* Aim:
Give an exact transcription of every line, dropping the images.

* Data for this task:
____

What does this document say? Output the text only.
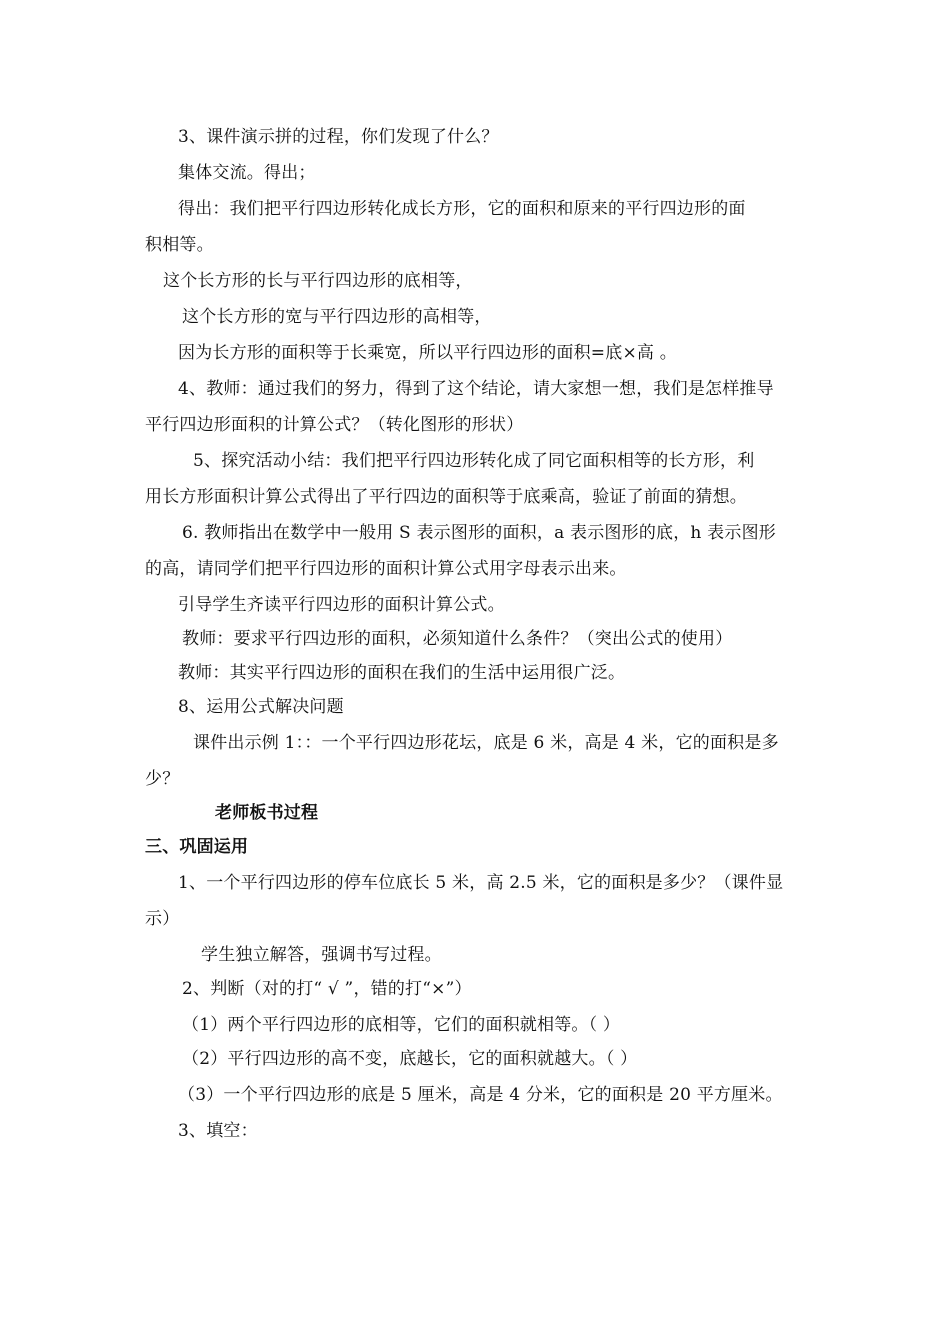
3、课件演示拼的过程，你们发现了什么？
集体交流。得出；
得出：我们把平行四边形转化成长方形，它的面积和原来的平行四边形的面
积相等。
这个长方形的长与平行四边形的底相等，
这个长方形的宽与平行四边形的高相等，
因为长方形的面积等于长乘宽，所以平行四边形的面积=底×高 。
4、教师：通过我们的努力，得到了这个结论，请大家想一想，我们是怎样推导
平行四边形面积的计算公式？（转化图形的形状）
5、探究活动小结：我们把平行四边形转化成了同它面积相等的长方形，利
用长方形面积计算公式得出了平行四边的面积等于底乘高，验证了前面的猜想。
6. 教师指出在数学中一般用 S 表示图形的面积，a 表示图形的底，h 表示图形
的高，请同学们把平行四边形的面积计算公式用字母表示出来。
引导学生齐读平行四边形的面积计算公式。
教师：要求平行四边形的面积，必须知道什么条件？（突出公式的使用）
教师：其实平行四边形的面积在我们的生活中运用很广泛。
8、运用公式解决问题
课件出示例 1：：一个平行四边形花坛，底是 6 米，高是 4 米，它的面积是多
少？
老师板书过程
三、巩固运用
1、一个平行四边形的停车位底长 5 米，高 2.5 米，它的面积是多少？（课件显
示）
学生独立解答，强调书写过程。
2、判断（对的打“ √ ”，错的打“×”）
（1）两个平行四边形的底相等，它们的面积就相等。（ ）
（2）平行四边形的高不变，底越长，它的面积就越大。（ ）
（3）一个平行四边形的底是 5 厘米，高是 4 分米，它的面积是 20 平方厘米。
3、填空：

____

* Final result:
What does this document say? Output the text only.
3、课件演示拼的过程，你们发现了什么？
集体交流。得出；
得出：我们把平行四边形转化成长方形，它的面积和原来的平行四边形的面
积相等。
这个长方形的长与平行四边形的底相等，
这个长方形的宽与平行四边形的高相等，
因为长方形的面积等于长乘宽，所以平行四边形的面积=底×高 。
4、教师：通过我们的努力，得到了这个结论，请大家想一想，我们是怎样推导
平行四边形面积的计算公式？（转化图形的形状）
5、探究活动小结：我们把平行四边形转化成了同它面积相等的长方形，利
用长方形面积计算公式得出了平行四边的面积等于底乘高，验证了前面的猜想。
6. 教师指出在数学中一般用 S 表示图形的面积，a 表示图形的底，h 表示图形
的高，请同学们把平行四边形的面积计算公式用字母表示出来。
引导学生齐读平行四边形的面积计算公式。
教师：要求平行四边形的面积，必须知道什么条件？（突出公式的使用）
教师：其实平行四边形的面积在我们的生活中运用很广泛。
8、运用公式解决问题
课件出示例 1：：一个平行四边形花坛，底是 6 米，高是 4 米，它的面积是多
少？
老师板书过程
三、巩固运用
1、一个平行四边形的停车位底长 5 米，高 2.5 米，它的面积是多少？（课件显
示）
学生独立解答，强调书写过程。
2、判断（对的打“ √ ”，错的打“×”）
（1）两个平行四边形的底相等，它们的面积就相等。（ ）
（2）平行四边形的高不变，底越长，它的面积就越大。（ ）
（3）一个平行四边形的底是 5 厘米，高是 4 分米，它的面积是 20 平方厘米。
3、填空：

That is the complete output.